Set the listing down unchanged, minus every embedded image.

---------- Record extracts

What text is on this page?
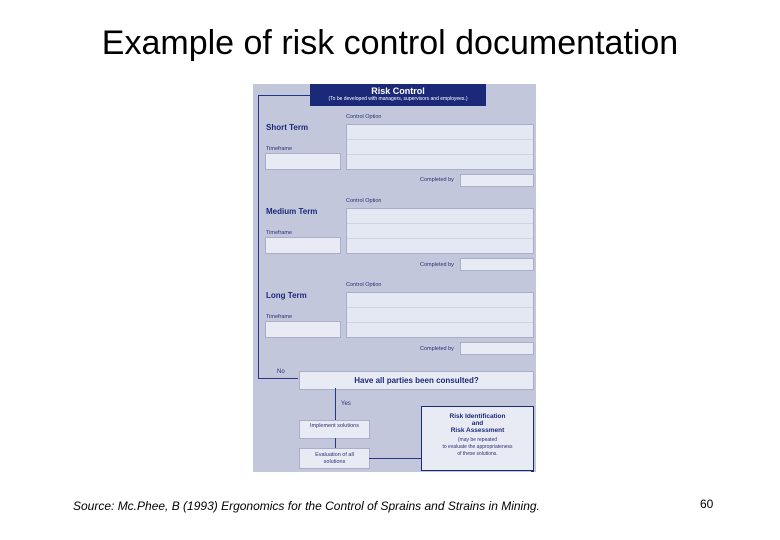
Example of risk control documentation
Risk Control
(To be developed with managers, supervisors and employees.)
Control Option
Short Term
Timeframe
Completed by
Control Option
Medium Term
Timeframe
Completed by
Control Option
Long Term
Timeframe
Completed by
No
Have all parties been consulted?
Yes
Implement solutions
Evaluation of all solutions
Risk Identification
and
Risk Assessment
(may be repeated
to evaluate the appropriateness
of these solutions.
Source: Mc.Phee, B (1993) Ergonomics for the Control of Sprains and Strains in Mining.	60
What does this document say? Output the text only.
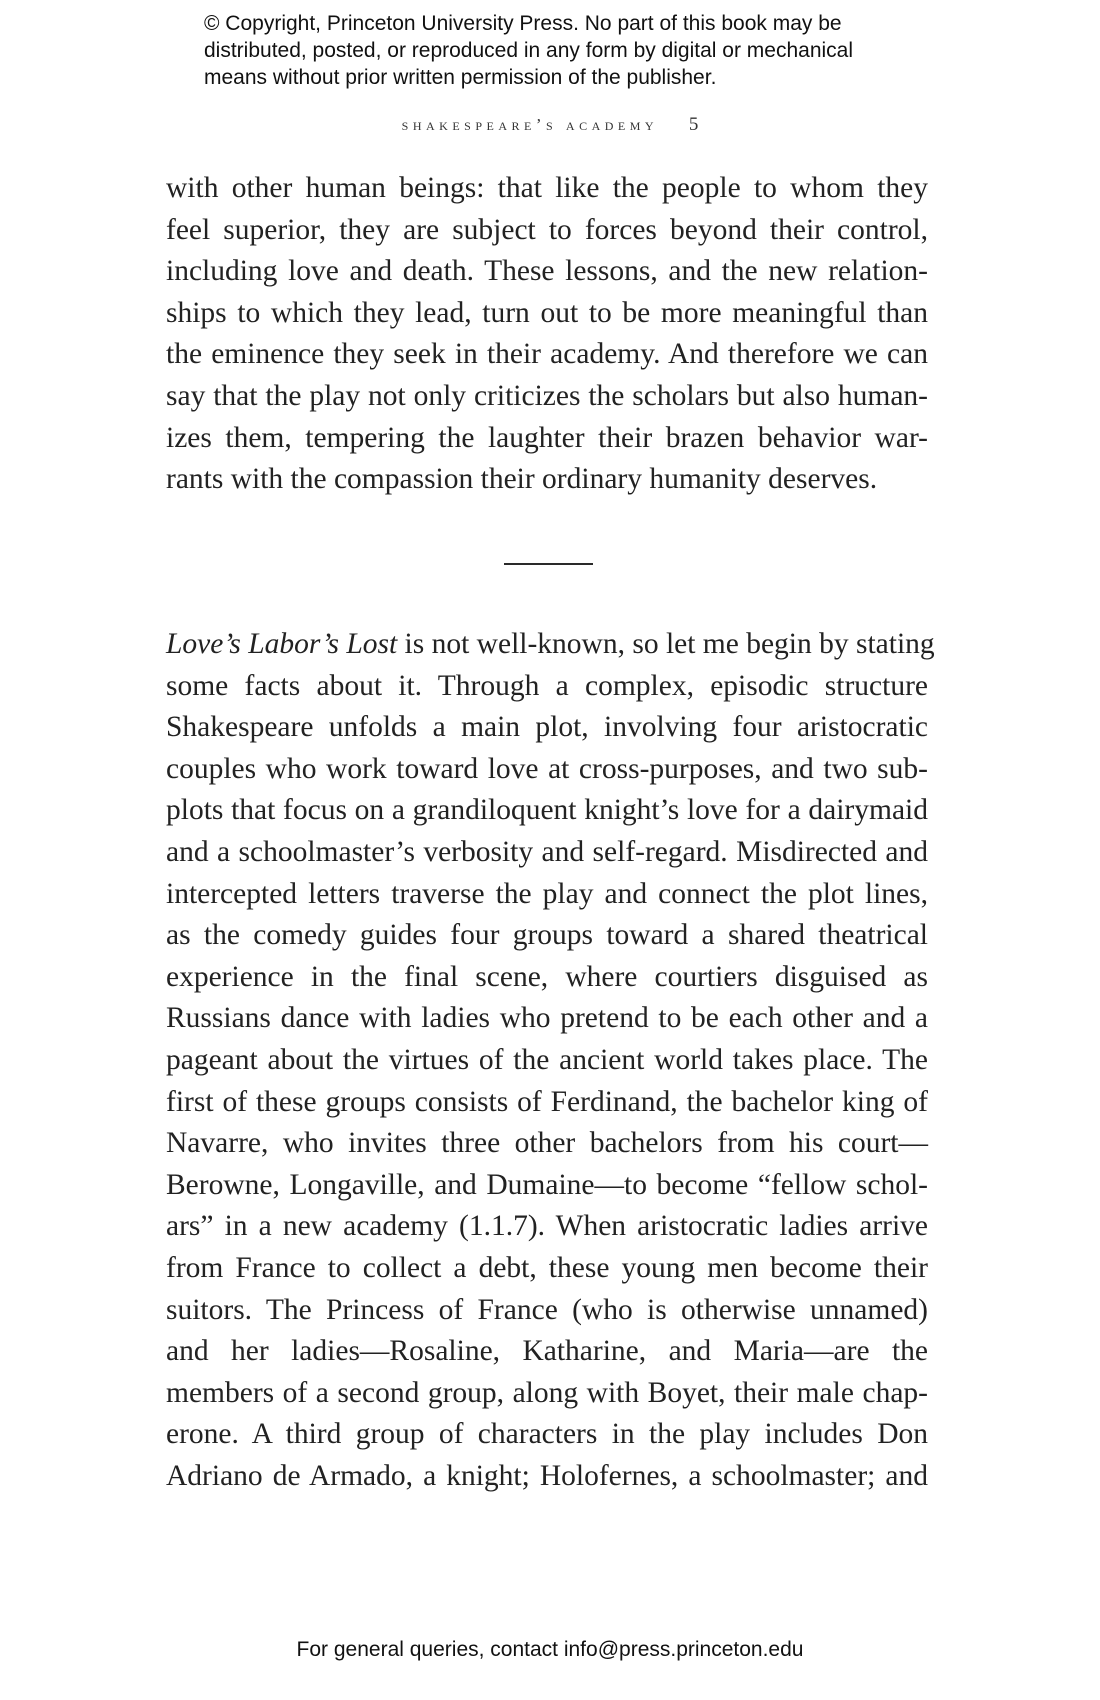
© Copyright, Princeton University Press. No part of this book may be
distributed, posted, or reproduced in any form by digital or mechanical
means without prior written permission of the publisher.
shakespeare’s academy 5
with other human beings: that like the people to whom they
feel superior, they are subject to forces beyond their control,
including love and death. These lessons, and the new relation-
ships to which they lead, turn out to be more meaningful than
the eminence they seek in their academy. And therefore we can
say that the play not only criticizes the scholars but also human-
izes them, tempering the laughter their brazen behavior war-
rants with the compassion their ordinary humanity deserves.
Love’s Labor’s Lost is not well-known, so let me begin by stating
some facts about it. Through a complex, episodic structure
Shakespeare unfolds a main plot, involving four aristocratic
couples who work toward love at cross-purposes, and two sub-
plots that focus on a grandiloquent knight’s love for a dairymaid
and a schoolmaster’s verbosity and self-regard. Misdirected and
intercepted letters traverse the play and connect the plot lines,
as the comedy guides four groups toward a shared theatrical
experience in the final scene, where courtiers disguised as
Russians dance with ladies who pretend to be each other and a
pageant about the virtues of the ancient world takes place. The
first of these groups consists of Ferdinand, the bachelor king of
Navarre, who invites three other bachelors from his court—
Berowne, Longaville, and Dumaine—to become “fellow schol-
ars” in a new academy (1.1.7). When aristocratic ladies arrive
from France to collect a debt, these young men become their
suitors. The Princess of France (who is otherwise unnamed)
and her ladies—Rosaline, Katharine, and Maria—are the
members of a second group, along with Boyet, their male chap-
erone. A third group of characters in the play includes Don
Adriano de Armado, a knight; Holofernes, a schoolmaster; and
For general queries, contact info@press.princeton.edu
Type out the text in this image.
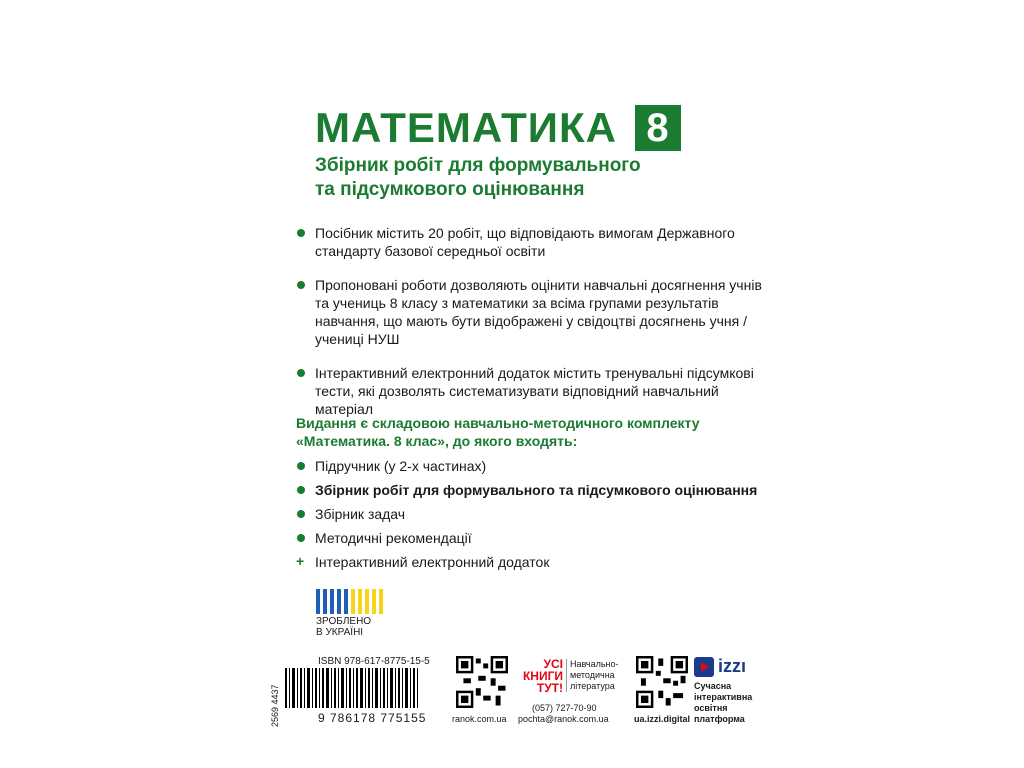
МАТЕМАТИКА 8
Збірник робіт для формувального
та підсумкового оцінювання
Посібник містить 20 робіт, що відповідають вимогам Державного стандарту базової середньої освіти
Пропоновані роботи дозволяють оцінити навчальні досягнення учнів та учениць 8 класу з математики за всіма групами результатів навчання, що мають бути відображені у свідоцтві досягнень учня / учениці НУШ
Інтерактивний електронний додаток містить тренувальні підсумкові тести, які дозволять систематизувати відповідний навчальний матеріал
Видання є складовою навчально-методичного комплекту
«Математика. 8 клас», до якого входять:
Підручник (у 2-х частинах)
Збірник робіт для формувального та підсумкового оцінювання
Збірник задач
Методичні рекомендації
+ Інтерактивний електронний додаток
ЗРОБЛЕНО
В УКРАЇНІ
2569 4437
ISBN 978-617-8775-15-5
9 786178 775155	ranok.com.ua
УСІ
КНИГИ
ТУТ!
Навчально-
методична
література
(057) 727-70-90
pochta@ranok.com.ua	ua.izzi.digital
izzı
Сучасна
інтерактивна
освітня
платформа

--------------------

** The solution **
What text is on this page?
Example of risk control documentation
Risk Control
(To be developed with managers, supervisors and employees.)
Control Option
Short Term
Timeframe
Completed by
Control Option
Medium Term
Timeframe
Completed by
Control Option
Long Term
Timeframe
Completed by
No
Have all parties been consulted?
Yes
Implement solutions
Evaluation of all solutions
Risk Identification
and
Risk Assessment
(may be repeated
to evaluate the appropriateness
of these solutions.
Source: Mc.Phee, B (1993) Ergonomics for the Control of Sprains and Strains in Mining.	60
What does this document say? Output the text only.
© Copyright, Princeton University Press. No part of this book may be
distributed, posted, or reproduced in any form by digital or mechanical
means without prior written permission of the publisher.
shakespeare’s academy 5
with other human beings: that like the people to whom they
feel superior, they are subject to forces beyond their control,
including love and death. These lessons, and the new relation-
ships to which they lead, turn out to be more meaningful than
the eminence they seek in their academy. And therefore we can
say that the play not only criticizes the scholars but also human-
izes them, tempering the laughter their brazen behavior war-
rants with the compassion their ordinary humanity deserves.
Love’s Labor’s Lost is not well-known, so let me begin by stating
some facts about it. Through a complex, episodic structure
Shakespeare unfolds a main plot, involving four aristocratic
couples who work toward love at cross-purposes, and two sub-
plots that focus on a grandiloquent knight’s love for a dairymaid
and a schoolmaster’s verbosity and self-regard. Misdirected and
intercepted letters traverse the play and connect the plot lines,
as the comedy guides four groups toward a shared theatrical
experience in the final scene, where courtiers disguised as
Russians dance with ladies who pretend to be each other and a
pageant about the virtues of the ancient world takes place. The
first of these groups consists of Ferdinand, the bachelor king of
Navarre, who invites three other bachelors from his court—
Berowne, Longaville, and Dumaine—to become “fellow schol-
ars” in a new academy (1.1.7). When aristocratic ladies arrive
from France to collect a debt, these young men become their
suitors. The Princess of France (who is otherwise unnamed)
and her ladies—Rosaline, Katharine, and Maria—are the
members of a second group, along with Boyet, their male chap-
erone. A third group of characters in the play includes Don
Adriano de Armado, a knight; Holofernes, a schoolmaster; and
For general queries, contact info@press.princeton.edu
Type out the text in this image.
МАТЕМАТИКА 8
Збірник робіт для формувального
та підсумкового оцінювання
Посібник містить 20 робіт, що відповідають вимогам Державного стандарту базової середньої освіти
Пропоновані роботи дозволяють оцінити навчальні досягнення учнів та учениць 8 класу з математики за всіма групами результатів навчання, що мають бути відображені у свідоцтві досягнень учня / учениці НУШ
Інтерактивний електронний додаток містить тренувальні підсумкові тести, які дозволять систематизувати відповідний навчальний матеріал
Видання є складовою навчально-методичного комплекту
«Математика. 8 клас», до якого входять:
Підручник (у 2-х частинах)
Збірник робіт для формувального та підсумкового оцінювання
Збірник задач
Методичні рекомендації
+ Інтерактивний електронний додаток
ЗРОБЛЕНО
В УКРАЇНІ
2569 4437
ISBN 978-617-8775-15-5
9 786178 775155	ranok.com.ua
УСІ
КНИГИ
ТУТ!
Навчально-
методична
література
(057) 727-70-90
pochta@ranok.com.ua	ua.izzi.digital
izzı
Сучасна
інтерактивна
освітня
платформа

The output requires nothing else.